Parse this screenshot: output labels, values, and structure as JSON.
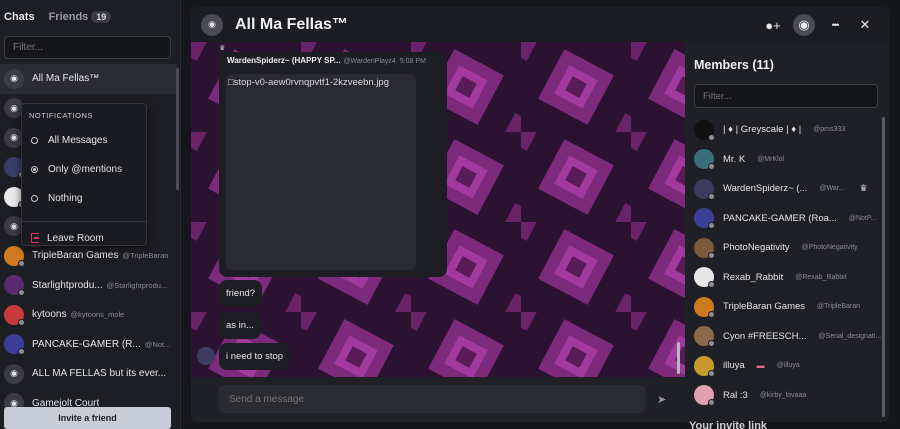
{
  "sidebar": {
    "tabs": [
      {
        "label": "Chats"
      },
      {
        "label": "Friends",
        "badge": "19"
      }
    ],
    "filter_placeholder": "Filter...",
    "chats": [
      {
        "name": "All Ma Fellas™",
        "handle": "",
        "active": true
      },
      {
        "name": "",
        "handle": ""
      },
      {
        "name": "",
        "handle": ""
      },
      {
        "name": "",
        "handle": ""
      },
      {
        "name": "",
        "handle": ""
      },
      {
        "name": "",
        "handle": ""
      },
      {
        "name": "TripleBaran Games",
        "handle": "@TripleBaran"
      },
      {
        "name": "Starlightprodu...",
        "handle": "@Starlightprodu..."
      },
      {
        "name": "kytoons",
        "handle": "@kytoons_mole"
      },
      {
        "name": "PANCAKE-GAMER (R...",
        "handle": "@Not..."
      },
      {
        "name": "ALL MA FELLAS but its ever...",
        "handle": ""
      },
      {
        "name": "Gamejolt Court",
        "handle": ""
      }
    ],
    "invite_label": "Invite a friend"
  },
  "notifications": {
    "title": "NOTIFICATIONS",
    "options": [
      {
        "label": "All Messages",
        "selected": false
      },
      {
        "label": "Only @mentions",
        "selected": true
      },
      {
        "label": "Nothing",
        "selected": false
      }
    ],
    "leave_label": "Leave Room"
  },
  "window": {
    "title": "All Ma Fellas™",
    "close_glyph": "✕",
    "more_glyph": "•••"
  },
  "message": {
    "author": "WardenSpiderz~ (HAPPY SP...",
    "handle": "@WardenPlayz4",
    "time": "5:08 PM",
    "image_alt": "stop-v0-aew0rvnqpvtf1-2kzveebn.jpg",
    "bubbles": [
      "friend?",
      "as in...",
      "i need to stop"
    ]
  },
  "compose": {
    "placeholder": "Send a message"
  },
  "members": {
    "title": "Members (11)",
    "filter_placeholder": "Filter...",
    "list": [
      {
        "name": "| ♦ | Greyscale | ♦ |",
        "handle": "@pms333"
      },
      {
        "name": "Mr. K",
        "handle": "@MrKlol"
      },
      {
        "name": "WardenSpiderz~ (...",
        "handle": "@War...",
        "crown": true
      },
      {
        "name": "PANCAKE-GAMER (Roa...",
        "handle": "@NotP..."
      },
      {
        "name": "PhotoNegativity",
        "handle": "@PhotoNegativity"
      },
      {
        "name": "Rexab_Rabbit",
        "handle": "@Rexab_Rabbit"
      },
      {
        "name": "TripleBaran Games",
        "handle": "@TripleBaran"
      },
      {
        "name": "Cyon #FREESCH...",
        "handle": "@Serial_designati..."
      },
      {
        "name": "illuya",
        "handle": "@illuya"
      },
      {
        "name": "Ral :3",
        "handle": "@kirby_lovaaa"
      },
      {
        "name": "",
        "handle": ""
      }
    ]
  },
  "under": {
    "invite_text": "Your invite link"
  },
  "colors": {
    "accent_leave": "#e0355a",
    "chat_bg": "#2b1230",
    "pattern": "#8e2f8a"
  }
}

* _TASK BRIEF_:
Exactly how many lines contain "WardenSpiderz"? State the number and nothing else.

* _THE RESPONSE_:
2